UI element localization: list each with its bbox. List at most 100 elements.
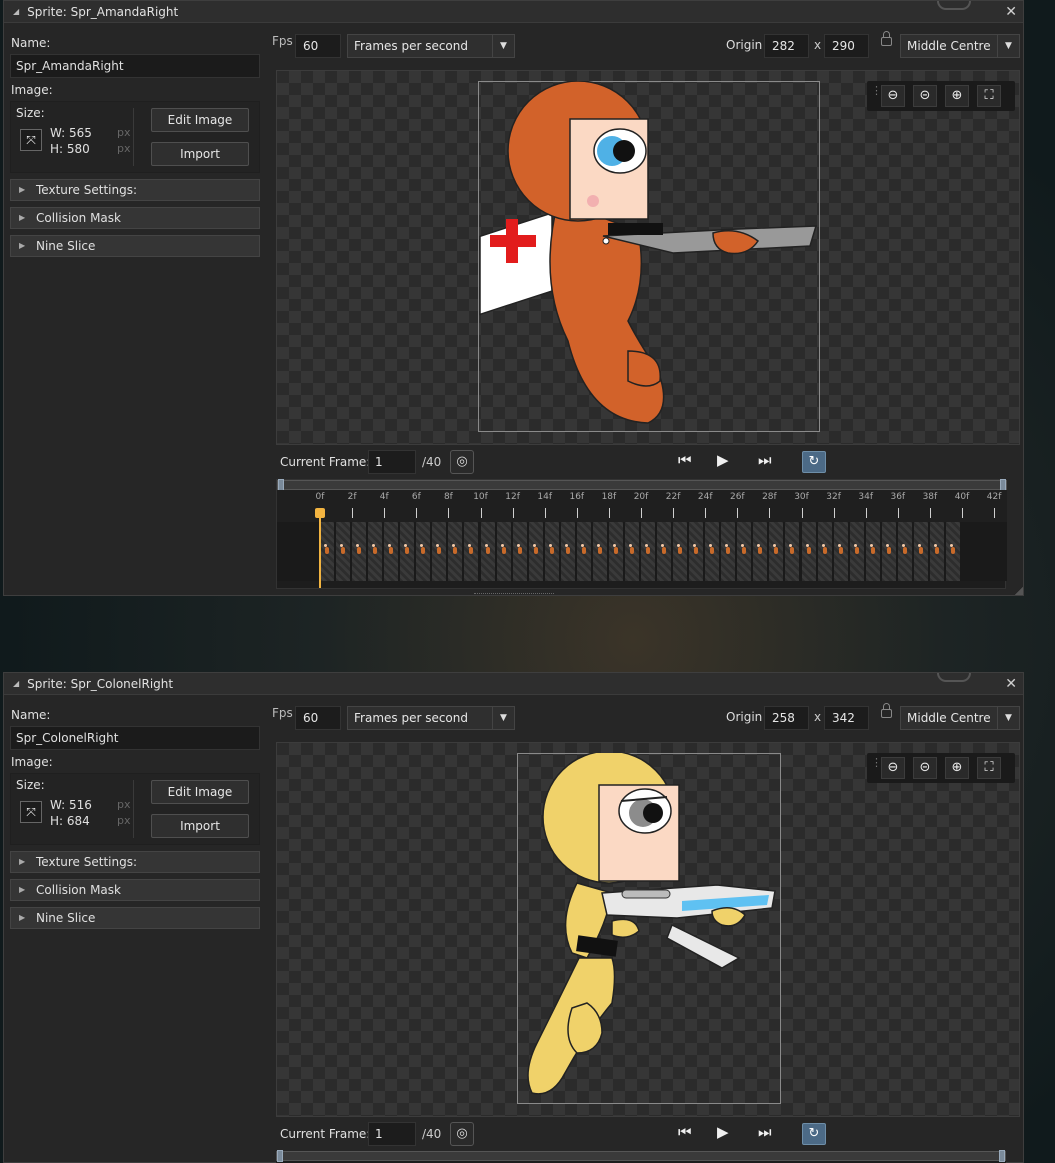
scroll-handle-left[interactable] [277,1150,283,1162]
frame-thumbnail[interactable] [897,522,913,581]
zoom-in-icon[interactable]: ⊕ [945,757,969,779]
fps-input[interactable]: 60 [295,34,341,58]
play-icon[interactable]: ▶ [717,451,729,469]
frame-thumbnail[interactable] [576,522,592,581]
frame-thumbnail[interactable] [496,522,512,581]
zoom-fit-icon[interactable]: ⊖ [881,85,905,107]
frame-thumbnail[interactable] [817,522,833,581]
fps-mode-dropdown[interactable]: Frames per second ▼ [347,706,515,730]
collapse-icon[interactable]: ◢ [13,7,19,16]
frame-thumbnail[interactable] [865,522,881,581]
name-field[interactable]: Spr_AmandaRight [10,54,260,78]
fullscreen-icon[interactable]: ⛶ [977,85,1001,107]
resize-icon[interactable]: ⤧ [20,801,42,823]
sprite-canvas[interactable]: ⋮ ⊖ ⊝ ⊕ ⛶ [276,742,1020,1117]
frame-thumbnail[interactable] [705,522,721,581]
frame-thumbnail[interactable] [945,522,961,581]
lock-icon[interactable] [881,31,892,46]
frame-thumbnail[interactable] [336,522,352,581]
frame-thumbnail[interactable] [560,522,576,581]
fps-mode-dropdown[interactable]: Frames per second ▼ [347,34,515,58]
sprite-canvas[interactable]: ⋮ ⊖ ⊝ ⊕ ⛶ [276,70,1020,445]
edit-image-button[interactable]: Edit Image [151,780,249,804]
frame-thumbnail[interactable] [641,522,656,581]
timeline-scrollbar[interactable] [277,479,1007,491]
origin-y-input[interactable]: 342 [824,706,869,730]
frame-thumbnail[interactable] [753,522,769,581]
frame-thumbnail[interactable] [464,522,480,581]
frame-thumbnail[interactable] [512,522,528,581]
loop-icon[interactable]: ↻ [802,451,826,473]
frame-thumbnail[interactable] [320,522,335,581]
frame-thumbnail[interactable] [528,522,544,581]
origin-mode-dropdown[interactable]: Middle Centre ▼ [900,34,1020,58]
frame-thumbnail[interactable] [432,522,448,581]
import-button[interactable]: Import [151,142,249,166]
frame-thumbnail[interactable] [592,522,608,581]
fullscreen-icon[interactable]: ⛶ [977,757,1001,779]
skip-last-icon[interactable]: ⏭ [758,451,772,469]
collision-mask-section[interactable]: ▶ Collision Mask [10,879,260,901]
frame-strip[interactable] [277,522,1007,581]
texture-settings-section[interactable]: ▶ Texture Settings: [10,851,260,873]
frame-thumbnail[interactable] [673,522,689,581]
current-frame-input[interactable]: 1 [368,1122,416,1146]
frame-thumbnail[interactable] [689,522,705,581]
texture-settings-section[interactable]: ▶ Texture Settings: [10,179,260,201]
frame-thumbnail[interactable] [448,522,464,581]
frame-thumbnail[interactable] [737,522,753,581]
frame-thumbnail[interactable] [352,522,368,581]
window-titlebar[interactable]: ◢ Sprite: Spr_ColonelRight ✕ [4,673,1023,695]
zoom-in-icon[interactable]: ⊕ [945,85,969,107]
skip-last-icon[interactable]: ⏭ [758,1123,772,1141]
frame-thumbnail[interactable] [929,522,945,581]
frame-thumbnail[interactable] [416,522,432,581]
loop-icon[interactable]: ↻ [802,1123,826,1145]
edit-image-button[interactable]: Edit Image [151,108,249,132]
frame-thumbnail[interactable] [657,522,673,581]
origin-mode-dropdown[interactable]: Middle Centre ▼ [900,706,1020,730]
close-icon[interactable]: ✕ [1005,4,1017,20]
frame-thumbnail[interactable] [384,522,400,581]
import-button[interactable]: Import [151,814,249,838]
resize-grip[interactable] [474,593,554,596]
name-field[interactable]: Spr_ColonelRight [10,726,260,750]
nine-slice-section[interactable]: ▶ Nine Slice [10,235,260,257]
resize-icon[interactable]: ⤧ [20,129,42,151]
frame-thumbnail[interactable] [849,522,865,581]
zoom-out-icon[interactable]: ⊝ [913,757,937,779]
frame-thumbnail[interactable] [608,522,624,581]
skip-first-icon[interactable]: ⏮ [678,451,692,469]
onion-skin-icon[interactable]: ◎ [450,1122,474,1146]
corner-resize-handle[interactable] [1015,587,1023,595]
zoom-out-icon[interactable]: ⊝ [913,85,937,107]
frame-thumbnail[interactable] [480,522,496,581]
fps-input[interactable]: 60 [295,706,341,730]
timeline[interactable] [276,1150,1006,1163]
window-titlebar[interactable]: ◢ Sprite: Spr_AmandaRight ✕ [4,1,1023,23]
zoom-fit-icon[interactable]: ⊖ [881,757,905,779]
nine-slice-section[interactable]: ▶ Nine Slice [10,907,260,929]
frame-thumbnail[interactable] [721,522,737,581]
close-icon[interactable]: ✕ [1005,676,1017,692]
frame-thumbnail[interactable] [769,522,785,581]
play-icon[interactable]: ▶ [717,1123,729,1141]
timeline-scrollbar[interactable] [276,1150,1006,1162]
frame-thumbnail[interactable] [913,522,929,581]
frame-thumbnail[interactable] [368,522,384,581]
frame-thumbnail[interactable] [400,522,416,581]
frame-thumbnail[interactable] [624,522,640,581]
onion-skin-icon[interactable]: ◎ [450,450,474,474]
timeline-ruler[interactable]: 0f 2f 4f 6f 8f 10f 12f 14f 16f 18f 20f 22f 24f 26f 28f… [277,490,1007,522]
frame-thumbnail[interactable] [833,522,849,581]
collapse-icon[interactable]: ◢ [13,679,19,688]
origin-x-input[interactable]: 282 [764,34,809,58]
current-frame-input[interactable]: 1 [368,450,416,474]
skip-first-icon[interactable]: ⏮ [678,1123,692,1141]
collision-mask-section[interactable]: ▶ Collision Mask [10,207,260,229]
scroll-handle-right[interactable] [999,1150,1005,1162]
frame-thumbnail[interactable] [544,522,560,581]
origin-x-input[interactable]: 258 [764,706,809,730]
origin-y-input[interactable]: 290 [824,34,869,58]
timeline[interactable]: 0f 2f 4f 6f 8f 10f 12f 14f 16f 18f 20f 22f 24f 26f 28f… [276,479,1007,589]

==========

§ Exercise prompt:
Please rewrite the records, starting at the line that contains "scroll-handle-left[interactable] [277,1150,283,1162]" and ending at the line that contains "frame-thumbnail[interactable] [496,522,512,581]", as a Markdown table with the columns Row and Entry. Number each line in Row, put the line itself in Entry, and leave out any blank lines.

§ Response for this exercise:
| Row | Entry |
|---|---|
| 1 | scroll-handle-left[interactable] [277,1150,283,1162] |
| 2 | frame-thumbnail[interactable] [897,522,913,581] |
| 3 | zoom-in-icon[interactable]: ⊕ [945,757,969,779] |
| 4 | fps-input[interactable]: 60 [295,34,341,58] |
| 5 | play-icon[interactable]: ▶ [717,451,729,469] |
| 6 | frame-thumbnail[interactable] [576,522,592,581] |
| 7 | frame-thumbnail[interactable] [496,522,512,581] |